### WHAT THIS TASK INVOLVES
Repeat, exactly and alone, every line from the line that contains "What does this" to the end of the entries.

### RAW RECORDS
>>>

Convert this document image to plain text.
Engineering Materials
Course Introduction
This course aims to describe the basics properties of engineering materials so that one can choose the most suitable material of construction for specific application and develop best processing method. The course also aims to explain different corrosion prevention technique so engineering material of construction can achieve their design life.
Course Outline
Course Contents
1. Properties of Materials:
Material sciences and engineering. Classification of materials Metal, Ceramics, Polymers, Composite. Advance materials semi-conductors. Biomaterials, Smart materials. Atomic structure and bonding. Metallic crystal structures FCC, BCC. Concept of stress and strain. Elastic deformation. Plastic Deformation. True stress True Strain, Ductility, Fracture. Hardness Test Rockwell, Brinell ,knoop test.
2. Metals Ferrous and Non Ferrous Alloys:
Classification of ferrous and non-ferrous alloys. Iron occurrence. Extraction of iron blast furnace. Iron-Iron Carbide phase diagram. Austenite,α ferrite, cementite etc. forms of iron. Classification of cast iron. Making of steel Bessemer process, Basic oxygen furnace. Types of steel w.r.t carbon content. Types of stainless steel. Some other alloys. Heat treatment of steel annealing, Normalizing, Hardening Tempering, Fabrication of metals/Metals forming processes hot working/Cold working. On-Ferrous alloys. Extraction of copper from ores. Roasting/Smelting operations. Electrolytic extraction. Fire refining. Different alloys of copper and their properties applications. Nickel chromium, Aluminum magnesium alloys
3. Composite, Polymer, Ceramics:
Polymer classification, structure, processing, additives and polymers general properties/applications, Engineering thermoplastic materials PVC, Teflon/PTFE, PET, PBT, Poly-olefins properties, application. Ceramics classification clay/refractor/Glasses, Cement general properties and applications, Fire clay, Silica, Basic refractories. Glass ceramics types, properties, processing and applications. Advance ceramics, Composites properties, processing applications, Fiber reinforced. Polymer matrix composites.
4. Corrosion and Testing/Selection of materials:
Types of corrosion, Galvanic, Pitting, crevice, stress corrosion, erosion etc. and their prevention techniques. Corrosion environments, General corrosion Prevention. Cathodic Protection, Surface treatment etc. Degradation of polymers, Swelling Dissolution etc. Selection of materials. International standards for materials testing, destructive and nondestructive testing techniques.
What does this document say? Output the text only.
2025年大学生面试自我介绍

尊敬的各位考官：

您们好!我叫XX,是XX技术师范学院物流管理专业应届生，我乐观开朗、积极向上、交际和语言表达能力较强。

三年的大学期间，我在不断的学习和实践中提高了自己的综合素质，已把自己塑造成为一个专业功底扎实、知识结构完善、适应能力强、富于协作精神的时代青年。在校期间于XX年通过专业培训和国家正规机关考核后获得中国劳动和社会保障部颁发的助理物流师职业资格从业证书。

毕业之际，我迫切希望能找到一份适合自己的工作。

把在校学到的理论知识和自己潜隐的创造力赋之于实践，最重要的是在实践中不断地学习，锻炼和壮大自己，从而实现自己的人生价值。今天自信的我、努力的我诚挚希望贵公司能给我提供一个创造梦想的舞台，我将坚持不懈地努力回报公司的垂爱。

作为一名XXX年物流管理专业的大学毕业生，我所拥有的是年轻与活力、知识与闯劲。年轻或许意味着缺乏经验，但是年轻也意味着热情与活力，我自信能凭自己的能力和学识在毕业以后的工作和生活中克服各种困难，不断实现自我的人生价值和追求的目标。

<<<

### RESPONSE TO THE EXERCISE
What does this document say? Output the text only.
2025年大学生面试自我介绍

尊敬的各位考官：

您们好!我叫XX,是XX技术师范学院物流管理专业应届生，我乐观开朗、积极向上、交际和语言表达能力较强。

三年的大学期间，我在不断的学习和实践中提高了自己的综合素质，已把自己塑造成为一个专业功底扎实、知识结构完善、适应能力强、富于协作精神的时代青年。在校期间于XX年通过专业培训和国家正规机关考核后获得中国劳动和社会保障部颁发的助理物流师职业资格从业证书。

毕业之际，我迫切希望能找到一份适合自己的工作。

把在校学到的理论知识和自己潜隐的创造力赋之于实践，最重要的是在实践中不断地学习，锻炼和壮大自己，从而实现自己的人生价值。今天自信的我、努力的我诚挚希望贵公司能给我提供一个创造梦想的舞台，我将坚持不懈地努力回报公司的垂爱。

作为一名XXX年物流管理专业的大学毕业生，我所拥有的是年轻与活力、知识与闯劲。年轻或许意味着缺乏经验，但是年轻也意味着热情与活力，我自信能凭自己的能力和学识在毕业以后的工作和生活中克服各种困难，不断实现自我的人生价值和追求的目标。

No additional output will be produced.